- **What is asked**
Filter the listing below, copying every line in which the word "系统安全评价与预测" appears.

- **Data lines**
#####

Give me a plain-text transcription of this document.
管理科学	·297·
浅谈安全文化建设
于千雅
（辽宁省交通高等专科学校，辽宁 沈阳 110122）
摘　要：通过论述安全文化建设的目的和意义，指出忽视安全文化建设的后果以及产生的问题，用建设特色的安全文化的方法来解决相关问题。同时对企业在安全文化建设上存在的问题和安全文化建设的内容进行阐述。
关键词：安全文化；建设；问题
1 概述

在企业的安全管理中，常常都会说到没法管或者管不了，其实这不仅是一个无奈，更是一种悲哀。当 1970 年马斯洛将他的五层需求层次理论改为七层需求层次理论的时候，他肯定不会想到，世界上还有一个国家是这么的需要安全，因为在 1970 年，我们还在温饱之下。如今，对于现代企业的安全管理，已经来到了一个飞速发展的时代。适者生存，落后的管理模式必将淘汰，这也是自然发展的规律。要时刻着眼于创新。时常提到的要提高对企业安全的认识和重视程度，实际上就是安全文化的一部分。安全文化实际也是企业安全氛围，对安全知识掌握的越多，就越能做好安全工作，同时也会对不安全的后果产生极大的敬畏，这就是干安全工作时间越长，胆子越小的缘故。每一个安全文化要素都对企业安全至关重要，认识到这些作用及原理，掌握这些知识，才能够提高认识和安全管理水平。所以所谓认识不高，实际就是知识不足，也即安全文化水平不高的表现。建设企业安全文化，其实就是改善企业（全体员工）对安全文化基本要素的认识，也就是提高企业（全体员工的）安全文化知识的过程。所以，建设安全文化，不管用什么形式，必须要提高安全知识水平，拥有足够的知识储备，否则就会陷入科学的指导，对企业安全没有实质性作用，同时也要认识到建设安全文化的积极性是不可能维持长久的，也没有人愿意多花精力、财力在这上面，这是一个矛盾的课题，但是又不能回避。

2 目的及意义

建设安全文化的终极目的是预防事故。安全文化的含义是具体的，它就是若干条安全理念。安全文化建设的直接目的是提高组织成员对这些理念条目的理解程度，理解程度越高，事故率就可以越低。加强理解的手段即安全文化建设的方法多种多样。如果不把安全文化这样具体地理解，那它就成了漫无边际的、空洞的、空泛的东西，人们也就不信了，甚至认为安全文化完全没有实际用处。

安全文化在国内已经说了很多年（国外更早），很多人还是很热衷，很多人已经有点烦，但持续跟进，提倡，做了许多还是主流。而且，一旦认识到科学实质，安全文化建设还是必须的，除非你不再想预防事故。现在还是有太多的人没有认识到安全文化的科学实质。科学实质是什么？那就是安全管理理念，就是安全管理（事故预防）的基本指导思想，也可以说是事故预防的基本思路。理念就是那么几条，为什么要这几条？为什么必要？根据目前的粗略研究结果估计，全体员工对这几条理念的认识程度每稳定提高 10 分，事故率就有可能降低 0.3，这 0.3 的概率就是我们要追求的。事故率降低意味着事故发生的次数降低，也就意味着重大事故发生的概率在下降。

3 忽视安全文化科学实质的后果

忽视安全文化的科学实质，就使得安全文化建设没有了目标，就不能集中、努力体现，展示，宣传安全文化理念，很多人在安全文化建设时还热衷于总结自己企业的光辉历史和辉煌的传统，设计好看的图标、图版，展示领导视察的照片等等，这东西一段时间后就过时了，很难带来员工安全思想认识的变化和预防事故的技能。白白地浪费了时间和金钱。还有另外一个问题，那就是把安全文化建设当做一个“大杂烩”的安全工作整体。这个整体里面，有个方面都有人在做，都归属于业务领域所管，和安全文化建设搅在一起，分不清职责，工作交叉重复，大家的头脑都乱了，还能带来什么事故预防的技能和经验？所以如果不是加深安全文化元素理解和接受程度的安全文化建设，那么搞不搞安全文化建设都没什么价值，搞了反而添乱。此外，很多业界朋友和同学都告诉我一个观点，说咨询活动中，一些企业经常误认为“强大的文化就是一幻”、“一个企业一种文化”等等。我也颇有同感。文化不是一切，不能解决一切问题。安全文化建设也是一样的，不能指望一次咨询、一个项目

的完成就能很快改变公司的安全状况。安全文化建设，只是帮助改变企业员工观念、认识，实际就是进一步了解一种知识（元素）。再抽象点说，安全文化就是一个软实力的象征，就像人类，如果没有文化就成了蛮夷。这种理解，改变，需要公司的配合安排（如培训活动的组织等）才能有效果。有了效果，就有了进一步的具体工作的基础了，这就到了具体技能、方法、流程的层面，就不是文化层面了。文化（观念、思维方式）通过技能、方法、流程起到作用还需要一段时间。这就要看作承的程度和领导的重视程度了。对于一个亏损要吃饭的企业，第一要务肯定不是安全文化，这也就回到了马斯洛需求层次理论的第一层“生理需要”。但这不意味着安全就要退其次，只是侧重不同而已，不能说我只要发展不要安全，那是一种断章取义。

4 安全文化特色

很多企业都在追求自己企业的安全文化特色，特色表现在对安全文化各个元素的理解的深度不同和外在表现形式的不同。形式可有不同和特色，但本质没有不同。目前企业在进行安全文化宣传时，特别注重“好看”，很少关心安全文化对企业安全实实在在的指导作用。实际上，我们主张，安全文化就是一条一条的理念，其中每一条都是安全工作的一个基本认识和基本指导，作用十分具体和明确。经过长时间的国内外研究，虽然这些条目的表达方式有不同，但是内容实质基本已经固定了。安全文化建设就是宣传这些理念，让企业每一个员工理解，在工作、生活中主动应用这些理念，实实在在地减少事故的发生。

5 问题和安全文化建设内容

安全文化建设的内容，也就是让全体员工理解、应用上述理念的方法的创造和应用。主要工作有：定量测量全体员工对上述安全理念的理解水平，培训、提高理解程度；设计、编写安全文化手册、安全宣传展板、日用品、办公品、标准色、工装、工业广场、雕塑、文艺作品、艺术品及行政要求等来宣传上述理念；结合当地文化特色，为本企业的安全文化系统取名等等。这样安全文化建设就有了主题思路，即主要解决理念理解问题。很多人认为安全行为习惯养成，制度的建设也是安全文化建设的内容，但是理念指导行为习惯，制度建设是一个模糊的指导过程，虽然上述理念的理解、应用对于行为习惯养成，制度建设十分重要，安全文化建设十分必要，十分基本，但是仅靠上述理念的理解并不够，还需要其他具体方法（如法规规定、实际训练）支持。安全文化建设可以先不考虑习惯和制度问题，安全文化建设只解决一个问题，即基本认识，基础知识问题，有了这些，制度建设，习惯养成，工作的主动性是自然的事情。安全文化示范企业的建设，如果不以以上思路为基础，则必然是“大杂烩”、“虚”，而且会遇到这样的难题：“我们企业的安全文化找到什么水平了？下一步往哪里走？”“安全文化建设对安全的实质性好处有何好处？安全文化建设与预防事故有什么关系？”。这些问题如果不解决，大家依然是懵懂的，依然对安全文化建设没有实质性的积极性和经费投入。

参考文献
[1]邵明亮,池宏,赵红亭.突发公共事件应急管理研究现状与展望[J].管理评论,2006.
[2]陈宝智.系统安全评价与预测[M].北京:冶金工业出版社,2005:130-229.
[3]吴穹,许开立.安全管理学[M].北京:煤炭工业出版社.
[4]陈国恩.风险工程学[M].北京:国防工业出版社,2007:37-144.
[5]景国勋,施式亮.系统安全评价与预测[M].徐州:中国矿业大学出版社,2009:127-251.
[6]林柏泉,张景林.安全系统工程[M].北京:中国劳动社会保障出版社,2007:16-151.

#####

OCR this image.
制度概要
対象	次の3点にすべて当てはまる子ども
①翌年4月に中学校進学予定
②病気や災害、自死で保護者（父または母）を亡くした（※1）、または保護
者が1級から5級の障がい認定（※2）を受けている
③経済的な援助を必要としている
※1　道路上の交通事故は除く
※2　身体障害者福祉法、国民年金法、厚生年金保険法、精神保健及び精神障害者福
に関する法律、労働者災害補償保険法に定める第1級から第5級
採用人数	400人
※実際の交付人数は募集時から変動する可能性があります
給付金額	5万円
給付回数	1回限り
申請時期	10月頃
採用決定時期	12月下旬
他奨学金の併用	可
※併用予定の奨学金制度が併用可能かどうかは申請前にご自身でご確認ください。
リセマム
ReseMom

#####

- **Written reply**
[2]陈宝智.系统安全评价与预测[M].北京:冶金工业出版社,2005:130-229.
[5]景国勋,施式亮.系统安全评价与预测[M].徐州:中国矿业大学出版社,2009:127-251.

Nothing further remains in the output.